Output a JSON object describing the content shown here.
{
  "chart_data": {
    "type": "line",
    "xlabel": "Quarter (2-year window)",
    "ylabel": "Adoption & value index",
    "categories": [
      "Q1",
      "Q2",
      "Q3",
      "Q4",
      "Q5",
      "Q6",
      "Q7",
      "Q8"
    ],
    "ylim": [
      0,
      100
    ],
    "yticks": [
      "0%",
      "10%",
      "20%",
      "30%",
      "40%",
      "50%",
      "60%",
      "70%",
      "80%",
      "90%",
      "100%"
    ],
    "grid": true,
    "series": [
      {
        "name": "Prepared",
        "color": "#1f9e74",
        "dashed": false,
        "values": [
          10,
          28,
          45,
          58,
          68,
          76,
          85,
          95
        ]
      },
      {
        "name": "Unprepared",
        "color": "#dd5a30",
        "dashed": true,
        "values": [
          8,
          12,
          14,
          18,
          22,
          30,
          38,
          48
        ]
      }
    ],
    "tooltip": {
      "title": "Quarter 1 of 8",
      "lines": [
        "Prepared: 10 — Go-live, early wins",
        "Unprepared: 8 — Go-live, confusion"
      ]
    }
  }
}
---
What is expected >>
Every entry must be retyped in full, exactly as given.

Result for this exercise >>
Output a JSON object describing the content shown here.
{
  "chart_data": {
    "type": "line",
    "xlabel": "Quarter (2-year window)",
    "ylabel": "Adoption & value index",
    "categories": [
      "Q1",
      "Q2",
      "Q3",
      "Q4",
      "Q5",
      "Q6",
      "Q7",
      "Q8"
    ],
    "ylim": [
      0,
      100
    ],
    "yticks": [
      "0%",
      "10%",
      "20%",
      "30%",
      "40%",
      "50%",
      "60%",
      "70%",
      "80%",
      "90%",
      "100%"
    ],
    "grid": true,
    "series": [
      {
        "name": "Prepared",
        "color": "#1f9e74",
        "dashed": false,
        "values": [
          10,
          28,
          45,
          58,
          68,
          76,
          85,
          95
        ]
      },
      {
        "name": "Unprepared",
        "color": "#dd5a30",
        "dashed": true,
        "values": [
          8,
          12,
          14,
          18,
          22,
          30,
          38,
          48
        ]
      }
    ],
    "tooltip": {
      "title": "Quarter 1 of 8",
      "lines": [
        "Prepared: 10 — Go-live, early wins",
        "Unprepared: 8 — Go-live, confusion"
      ]
    }
  }
}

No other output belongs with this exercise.